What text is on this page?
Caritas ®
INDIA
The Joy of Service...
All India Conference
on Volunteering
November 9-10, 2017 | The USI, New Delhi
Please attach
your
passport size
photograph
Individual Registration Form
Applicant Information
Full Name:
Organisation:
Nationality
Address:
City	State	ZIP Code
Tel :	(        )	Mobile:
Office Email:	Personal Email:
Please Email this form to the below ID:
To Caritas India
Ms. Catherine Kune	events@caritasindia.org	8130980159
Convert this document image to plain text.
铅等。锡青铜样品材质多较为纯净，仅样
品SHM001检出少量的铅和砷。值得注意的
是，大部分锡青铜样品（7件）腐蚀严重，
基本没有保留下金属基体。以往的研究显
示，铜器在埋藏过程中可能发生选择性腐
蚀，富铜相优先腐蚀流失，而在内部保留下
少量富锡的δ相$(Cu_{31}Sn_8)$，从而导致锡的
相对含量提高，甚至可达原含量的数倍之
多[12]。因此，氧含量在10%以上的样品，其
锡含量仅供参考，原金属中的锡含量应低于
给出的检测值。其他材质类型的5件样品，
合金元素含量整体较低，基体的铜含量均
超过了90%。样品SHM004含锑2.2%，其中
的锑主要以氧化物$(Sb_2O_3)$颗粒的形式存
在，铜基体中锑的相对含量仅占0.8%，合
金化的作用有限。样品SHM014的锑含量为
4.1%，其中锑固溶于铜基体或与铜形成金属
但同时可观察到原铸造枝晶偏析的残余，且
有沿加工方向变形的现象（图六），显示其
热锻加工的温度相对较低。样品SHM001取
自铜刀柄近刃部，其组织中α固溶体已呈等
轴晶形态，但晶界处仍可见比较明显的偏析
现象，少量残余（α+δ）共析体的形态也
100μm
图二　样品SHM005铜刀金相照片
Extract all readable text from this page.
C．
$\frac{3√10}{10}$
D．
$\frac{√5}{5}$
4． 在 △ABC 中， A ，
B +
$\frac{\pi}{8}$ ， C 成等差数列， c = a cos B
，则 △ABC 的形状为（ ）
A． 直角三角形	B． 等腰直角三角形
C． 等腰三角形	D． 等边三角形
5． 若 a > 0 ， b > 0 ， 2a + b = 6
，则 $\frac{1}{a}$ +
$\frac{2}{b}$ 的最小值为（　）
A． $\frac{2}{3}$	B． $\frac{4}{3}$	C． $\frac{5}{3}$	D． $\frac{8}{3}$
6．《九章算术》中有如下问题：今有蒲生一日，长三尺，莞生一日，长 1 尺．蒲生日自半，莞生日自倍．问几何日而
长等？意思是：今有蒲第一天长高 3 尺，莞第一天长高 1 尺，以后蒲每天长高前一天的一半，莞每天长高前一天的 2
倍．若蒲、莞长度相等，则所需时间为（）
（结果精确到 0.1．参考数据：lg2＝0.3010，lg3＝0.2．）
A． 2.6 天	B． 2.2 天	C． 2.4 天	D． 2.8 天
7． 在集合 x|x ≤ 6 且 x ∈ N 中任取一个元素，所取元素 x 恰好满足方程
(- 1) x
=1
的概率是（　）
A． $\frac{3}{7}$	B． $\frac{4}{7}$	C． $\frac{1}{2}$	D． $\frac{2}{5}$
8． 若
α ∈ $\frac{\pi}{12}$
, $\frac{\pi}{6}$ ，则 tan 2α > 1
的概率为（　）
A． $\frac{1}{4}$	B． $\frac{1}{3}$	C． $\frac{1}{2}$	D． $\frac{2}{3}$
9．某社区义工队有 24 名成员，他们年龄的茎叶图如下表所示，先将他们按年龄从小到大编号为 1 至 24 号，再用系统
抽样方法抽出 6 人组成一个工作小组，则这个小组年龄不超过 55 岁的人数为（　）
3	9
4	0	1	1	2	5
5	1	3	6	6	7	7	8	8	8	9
::::
• **TO DO**:
Repeat all of the records above exactly as they appear.

• **OUTPUT FOR THIS EXERCISE**:
What text is on this page?
Caritas ®
INDIA
The Joy of Service...
All India Conference
on Volunteering
November 9-10, 2017 | The USI, New Delhi
Please attach
your
passport size
photograph
Individual Registration Form
Applicant Information
Full Name:
Organisation:
Nationality
Address:
City	State	ZIP Code
Tel :	(        )	Mobile:
Office Email:	Personal Email:
Please Email this form to the below ID:
To Caritas India
Ms. Catherine Kune	events@caritasindia.org	8130980159
Convert this document image to plain text.
铅等。锡青铜样品材质多较为纯净，仅样
品SHM001检出少量的铅和砷。值得注意的
是，大部分锡青铜样品（7件）腐蚀严重，
基本没有保留下金属基体。以往的研究显
示，铜器在埋藏过程中可能发生选择性腐
蚀，富铜相优先腐蚀流失，而在内部保留下
少量富锡的δ相$(Cu_{31}Sn_8)$，从而导致锡的
相对含量提高，甚至可达原含量的数倍之
多[12]。因此，氧含量在10%以上的样品，其
锡含量仅供参考，原金属中的锡含量应低于
给出的检测值。其他材质类型的5件样品，
合金元素含量整体较低，基体的铜含量均
超过了90%。样品SHM004含锑2.2%，其中
的锑主要以氧化物$(Sb_2O_3)$颗粒的形式存
在，铜基体中锑的相对含量仅占0.8%，合
金化的作用有限。样品SHM014的锑含量为
4.1%，其中锑固溶于铜基体或与铜形成金属
但同时可观察到原铸造枝晶偏析的残余，且
有沿加工方向变形的现象（图六），显示其
热锻加工的温度相对较低。样品SHM001取
自铜刀柄近刃部，其组织中α固溶体已呈等
轴晶形态，但晶界处仍可见比较明显的偏析
现象，少量残余（α+δ）共析体的形态也
100μm
图二　样品SHM005铜刀金相照片
Extract all readable text from this page.
C．
$\frac{3√10}{10}$
D．
$\frac{√5}{5}$
4． 在 △ABC 中， A ，
B +
$\frac{\pi}{8}$ ， C 成等差数列， c = a cos B
，则 △ABC 的形状为（ ）
A． 直角三角形	B． 等腰直角三角形
C． 等腰三角形	D． 等边三角形
5． 若 a > 0 ， b > 0 ， 2a + b = 6
，则 $\frac{1}{a}$ +
$\frac{2}{b}$ 的最小值为（　）
A． $\frac{2}{3}$	B． $\frac{4}{3}$	C． $\frac{5}{3}$	D． $\frac{8}{3}$
6．《九章算术》中有如下问题：今有蒲生一日，长三尺，莞生一日，长 1 尺．蒲生日自半，莞生日自倍．问几何日而
长等？意思是：今有蒲第一天长高 3 尺，莞第一天长高 1 尺，以后蒲每天长高前一天的一半，莞每天长高前一天的 2
倍．若蒲、莞长度相等，则所需时间为（）
（结果精确到 0.1．参考数据：lg2＝0.3010，lg3＝0.2．）
A． 2.6 天	B． 2.2 天	C． 2.4 天	D． 2.8 天
7． 在集合 x|x ≤ 6 且 x ∈ N 中任取一个元素，所取元素 x 恰好满足方程
(- 1) x
=1
的概率是（　）
A． $\frac{3}{7}$	B． $\frac{4}{7}$	C． $\frac{1}{2}$	D． $\frac{2}{5}$
8． 若
α ∈ $\frac{\pi}{12}$
, $\frac{\pi}{6}$ ，则 tan 2α > 1
的概率为（　）
A． $\frac{1}{4}$	B． $\frac{1}{3}$	C． $\frac{1}{2}$	D． $\frac{2}{3}$
9．某社区义工队有 24 名成员，他们年龄的茎叶图如下表所示，先将他们按年龄从小到大编号为 1 至 24 号，再用系统
抽样方法抽出 6 人组成一个工作小组，则这个小组年龄不超过 55 岁的人数为（　）
3	9
4	0	1	1	2	5
5	1	3	6	6	7	7	8	8	8	9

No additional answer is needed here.